>> Begin

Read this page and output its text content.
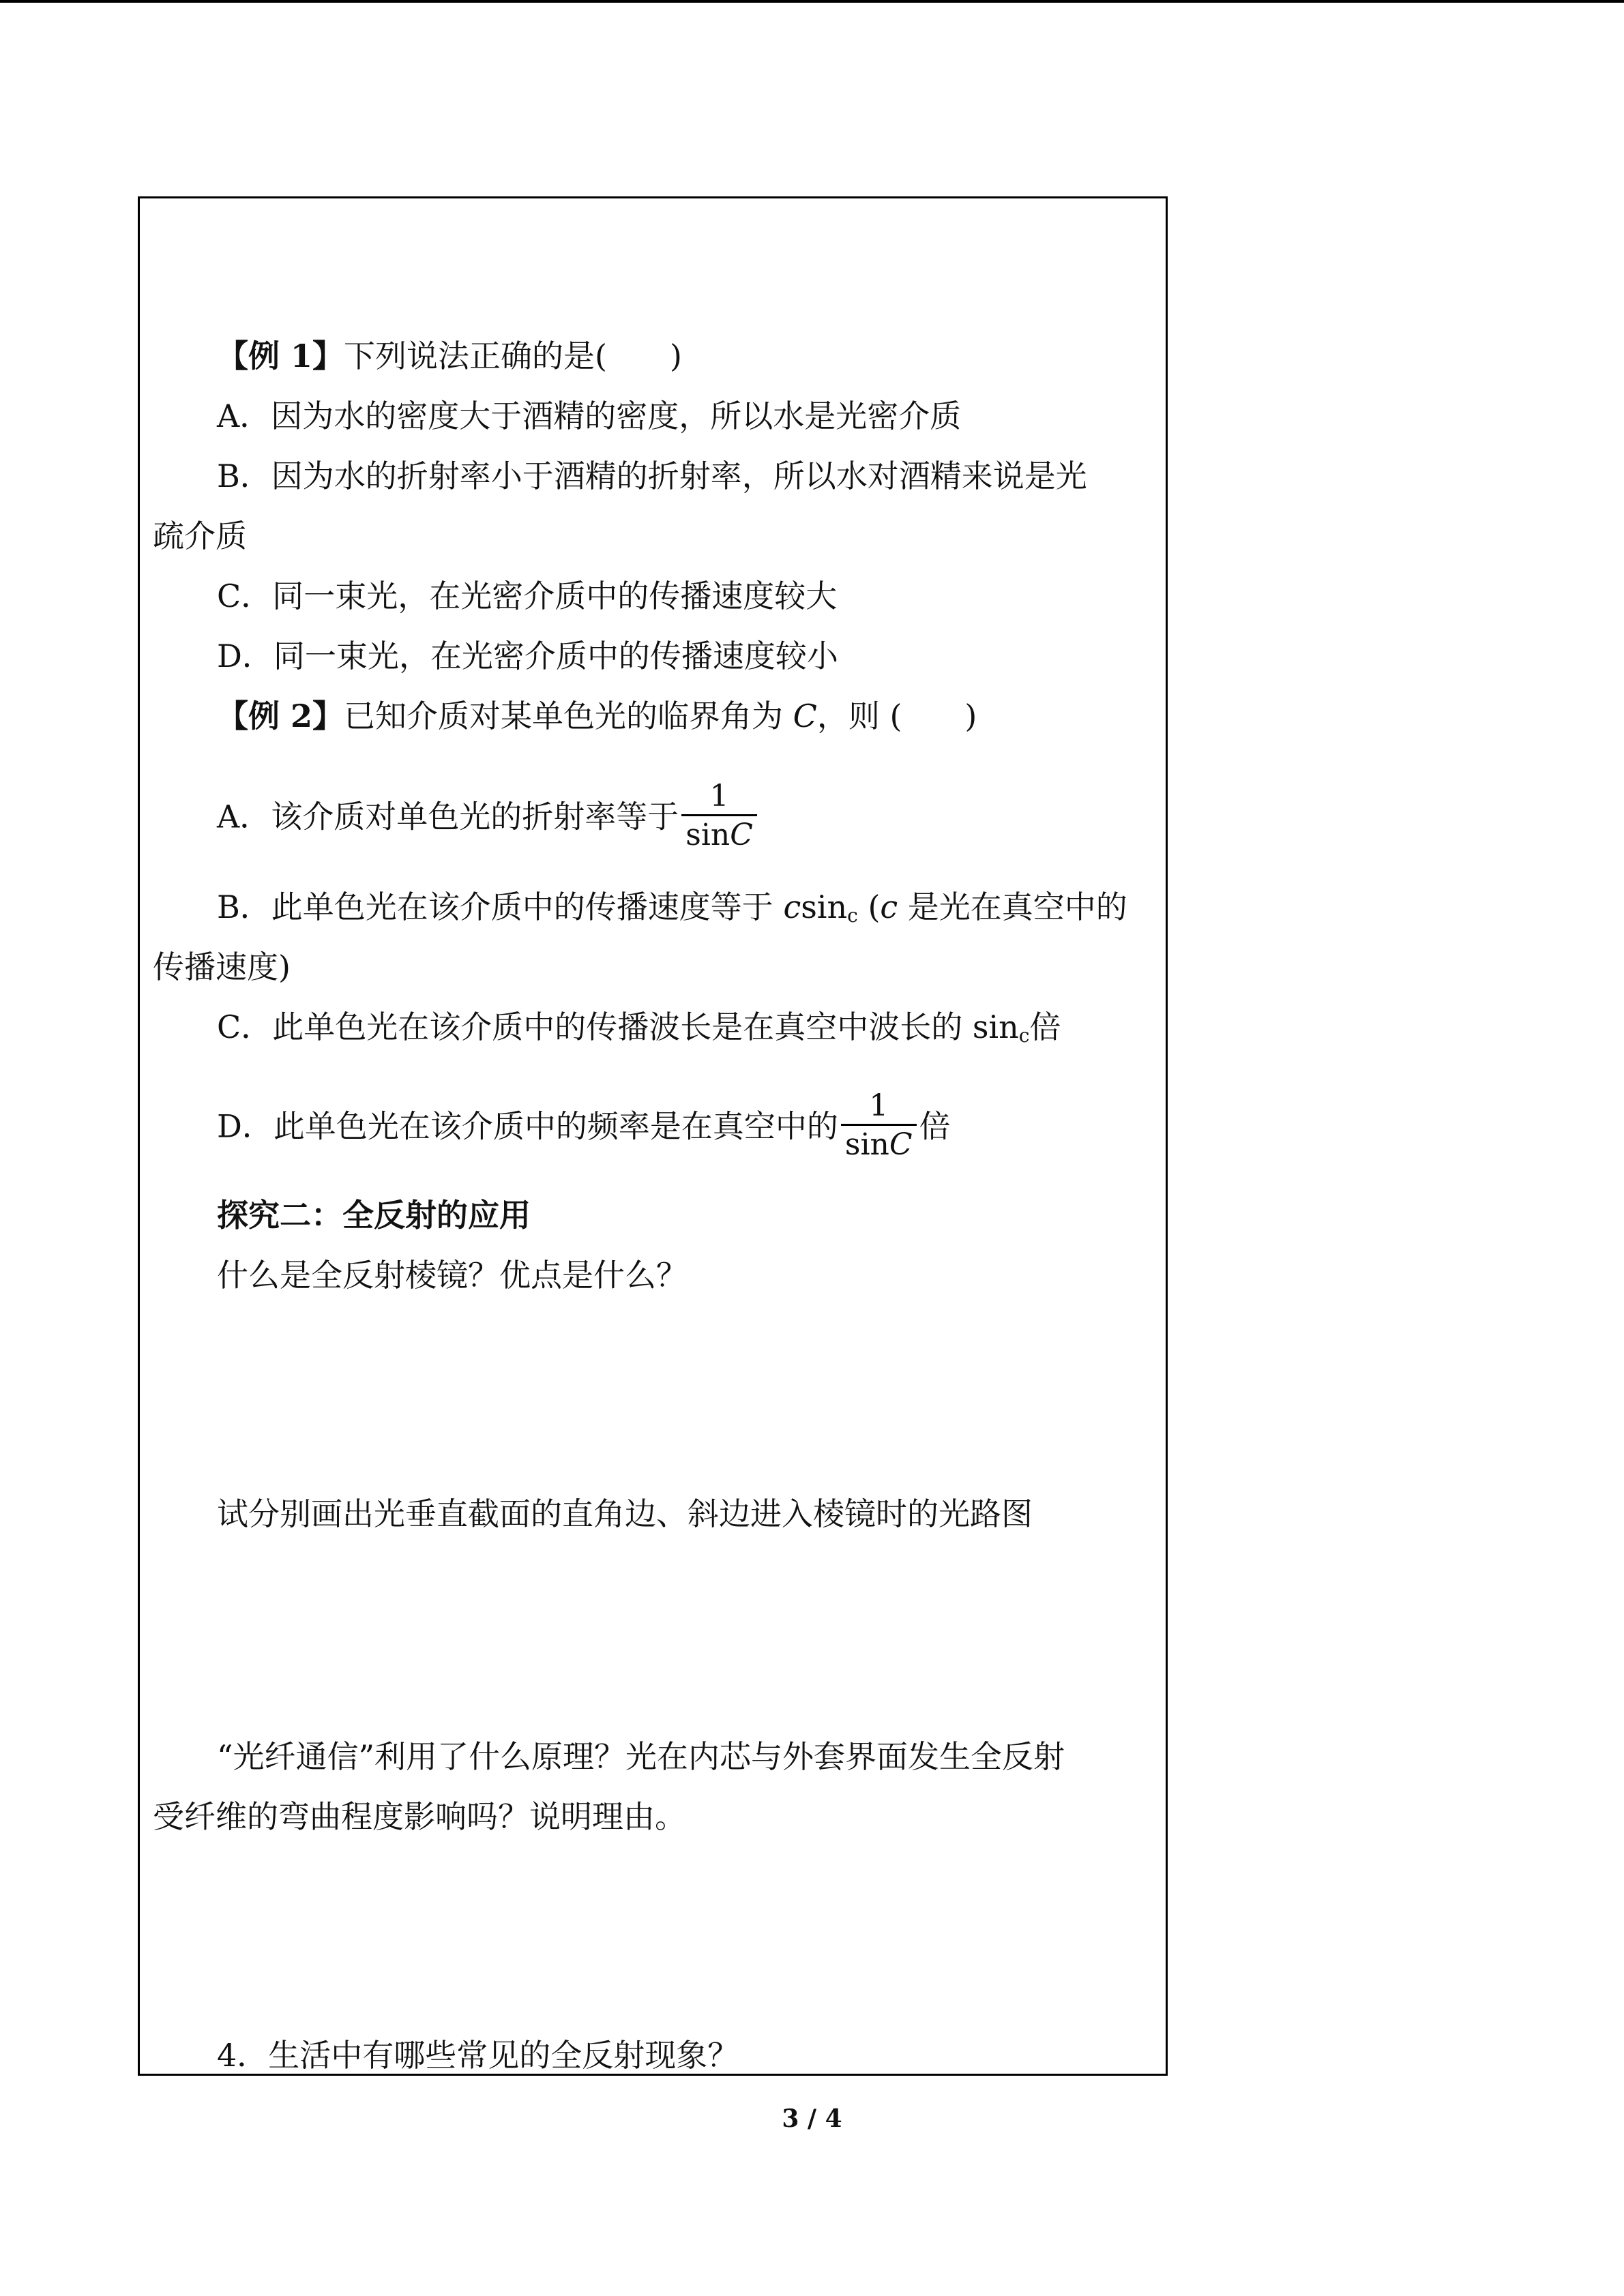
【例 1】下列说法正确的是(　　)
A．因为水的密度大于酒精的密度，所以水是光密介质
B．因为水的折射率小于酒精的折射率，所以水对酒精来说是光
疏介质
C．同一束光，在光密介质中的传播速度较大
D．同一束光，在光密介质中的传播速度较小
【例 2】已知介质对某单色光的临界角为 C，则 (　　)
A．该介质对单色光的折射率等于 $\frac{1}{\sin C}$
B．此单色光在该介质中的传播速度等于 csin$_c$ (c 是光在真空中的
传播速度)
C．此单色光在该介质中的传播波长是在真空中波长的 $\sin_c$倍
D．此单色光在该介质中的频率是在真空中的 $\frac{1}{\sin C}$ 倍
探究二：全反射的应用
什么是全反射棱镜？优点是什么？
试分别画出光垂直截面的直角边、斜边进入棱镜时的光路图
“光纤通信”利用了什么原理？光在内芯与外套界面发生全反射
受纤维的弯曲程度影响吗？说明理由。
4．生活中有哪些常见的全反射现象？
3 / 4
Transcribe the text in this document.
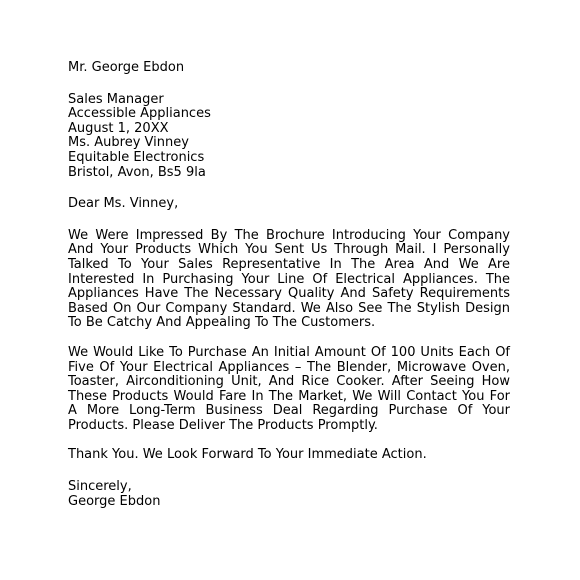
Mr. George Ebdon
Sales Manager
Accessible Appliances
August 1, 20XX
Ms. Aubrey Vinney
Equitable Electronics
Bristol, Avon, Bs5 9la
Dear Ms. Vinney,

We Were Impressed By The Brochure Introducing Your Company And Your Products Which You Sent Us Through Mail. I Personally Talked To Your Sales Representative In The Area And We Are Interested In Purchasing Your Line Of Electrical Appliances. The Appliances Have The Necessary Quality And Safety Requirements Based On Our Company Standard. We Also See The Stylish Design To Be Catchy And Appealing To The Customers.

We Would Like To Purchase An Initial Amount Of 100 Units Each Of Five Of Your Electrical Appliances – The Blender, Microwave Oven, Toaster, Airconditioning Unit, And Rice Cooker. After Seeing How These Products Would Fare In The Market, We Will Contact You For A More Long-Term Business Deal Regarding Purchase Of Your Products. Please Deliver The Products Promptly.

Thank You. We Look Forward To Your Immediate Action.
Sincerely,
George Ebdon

>> End

**Stated task**: Show every line that contains the word "text".

**Complete response**:
Read this page and output its text content.
Transcribe the text in this document.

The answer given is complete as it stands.